_WHAT YOU HAVE TO DO:_ Find each line with the word "chung" in it, then give the total alone.

_THE DATA:_
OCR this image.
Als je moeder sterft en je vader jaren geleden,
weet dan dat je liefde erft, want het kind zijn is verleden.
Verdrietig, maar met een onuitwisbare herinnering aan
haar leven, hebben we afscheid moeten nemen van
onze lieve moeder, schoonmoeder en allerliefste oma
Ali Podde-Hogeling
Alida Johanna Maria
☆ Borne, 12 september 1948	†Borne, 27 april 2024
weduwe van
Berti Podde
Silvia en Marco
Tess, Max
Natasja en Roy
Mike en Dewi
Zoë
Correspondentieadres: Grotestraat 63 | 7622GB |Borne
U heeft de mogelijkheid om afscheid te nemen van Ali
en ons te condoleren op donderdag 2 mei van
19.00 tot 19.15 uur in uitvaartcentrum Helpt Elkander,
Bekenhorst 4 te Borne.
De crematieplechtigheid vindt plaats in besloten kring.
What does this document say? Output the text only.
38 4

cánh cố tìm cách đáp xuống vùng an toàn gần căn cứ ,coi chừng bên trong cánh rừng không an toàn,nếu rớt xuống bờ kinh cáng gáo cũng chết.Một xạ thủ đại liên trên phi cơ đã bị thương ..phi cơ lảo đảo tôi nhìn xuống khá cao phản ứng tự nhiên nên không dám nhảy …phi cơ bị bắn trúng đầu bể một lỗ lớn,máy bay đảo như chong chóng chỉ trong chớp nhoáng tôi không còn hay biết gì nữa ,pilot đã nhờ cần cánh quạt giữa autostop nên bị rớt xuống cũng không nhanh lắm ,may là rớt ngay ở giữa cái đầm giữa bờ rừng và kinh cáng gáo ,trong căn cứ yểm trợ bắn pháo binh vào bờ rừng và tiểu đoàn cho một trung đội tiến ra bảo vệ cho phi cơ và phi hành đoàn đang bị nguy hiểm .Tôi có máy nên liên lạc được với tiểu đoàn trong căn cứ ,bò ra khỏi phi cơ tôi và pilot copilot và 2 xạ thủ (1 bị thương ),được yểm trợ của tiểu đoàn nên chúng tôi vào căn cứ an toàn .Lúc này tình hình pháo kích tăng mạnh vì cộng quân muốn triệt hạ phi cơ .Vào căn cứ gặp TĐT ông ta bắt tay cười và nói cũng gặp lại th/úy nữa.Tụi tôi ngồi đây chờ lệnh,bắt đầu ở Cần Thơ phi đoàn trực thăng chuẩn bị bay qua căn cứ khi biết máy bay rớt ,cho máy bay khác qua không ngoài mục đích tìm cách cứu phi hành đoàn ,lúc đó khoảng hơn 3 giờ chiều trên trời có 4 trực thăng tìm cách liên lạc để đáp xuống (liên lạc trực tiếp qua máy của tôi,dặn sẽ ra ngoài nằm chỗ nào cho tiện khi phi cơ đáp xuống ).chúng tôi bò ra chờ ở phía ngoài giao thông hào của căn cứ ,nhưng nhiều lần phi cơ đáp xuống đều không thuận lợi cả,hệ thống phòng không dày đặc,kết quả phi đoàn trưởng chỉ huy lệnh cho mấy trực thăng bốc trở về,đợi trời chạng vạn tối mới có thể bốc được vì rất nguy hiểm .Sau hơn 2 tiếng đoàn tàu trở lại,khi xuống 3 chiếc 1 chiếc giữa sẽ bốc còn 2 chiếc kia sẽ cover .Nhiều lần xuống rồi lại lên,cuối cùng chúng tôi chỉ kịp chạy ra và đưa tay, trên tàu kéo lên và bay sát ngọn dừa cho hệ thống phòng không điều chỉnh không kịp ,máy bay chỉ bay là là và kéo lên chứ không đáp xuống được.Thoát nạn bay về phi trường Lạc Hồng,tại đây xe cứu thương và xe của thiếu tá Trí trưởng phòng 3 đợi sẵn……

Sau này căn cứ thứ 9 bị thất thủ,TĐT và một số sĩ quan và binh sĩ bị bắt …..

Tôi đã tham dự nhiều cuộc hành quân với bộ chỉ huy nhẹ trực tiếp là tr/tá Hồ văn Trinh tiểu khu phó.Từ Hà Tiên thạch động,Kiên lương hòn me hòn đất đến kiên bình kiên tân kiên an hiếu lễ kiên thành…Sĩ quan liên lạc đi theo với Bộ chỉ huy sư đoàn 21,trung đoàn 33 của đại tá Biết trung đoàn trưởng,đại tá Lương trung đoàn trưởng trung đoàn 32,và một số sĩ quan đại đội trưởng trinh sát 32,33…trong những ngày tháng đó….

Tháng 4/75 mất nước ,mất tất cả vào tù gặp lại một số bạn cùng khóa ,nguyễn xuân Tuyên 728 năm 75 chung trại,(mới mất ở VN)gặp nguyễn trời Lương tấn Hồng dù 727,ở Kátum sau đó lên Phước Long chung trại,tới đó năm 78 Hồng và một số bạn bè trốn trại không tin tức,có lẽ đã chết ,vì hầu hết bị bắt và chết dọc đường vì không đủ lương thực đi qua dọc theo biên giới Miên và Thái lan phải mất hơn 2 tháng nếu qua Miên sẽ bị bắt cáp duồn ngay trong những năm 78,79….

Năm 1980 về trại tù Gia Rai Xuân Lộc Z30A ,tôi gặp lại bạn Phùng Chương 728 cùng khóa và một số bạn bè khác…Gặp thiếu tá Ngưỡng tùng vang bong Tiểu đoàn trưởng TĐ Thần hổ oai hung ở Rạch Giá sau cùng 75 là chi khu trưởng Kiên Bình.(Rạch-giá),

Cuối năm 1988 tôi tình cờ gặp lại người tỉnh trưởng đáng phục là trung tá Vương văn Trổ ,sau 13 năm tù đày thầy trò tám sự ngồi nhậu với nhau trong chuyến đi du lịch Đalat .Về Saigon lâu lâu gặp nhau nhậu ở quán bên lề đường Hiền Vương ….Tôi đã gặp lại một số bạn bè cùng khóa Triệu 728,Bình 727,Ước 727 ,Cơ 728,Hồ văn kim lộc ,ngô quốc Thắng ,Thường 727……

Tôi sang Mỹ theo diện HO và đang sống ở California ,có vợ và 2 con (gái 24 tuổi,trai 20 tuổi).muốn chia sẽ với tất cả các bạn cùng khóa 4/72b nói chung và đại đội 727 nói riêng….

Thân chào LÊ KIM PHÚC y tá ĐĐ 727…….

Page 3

_OUTPUT BELOW:_ 2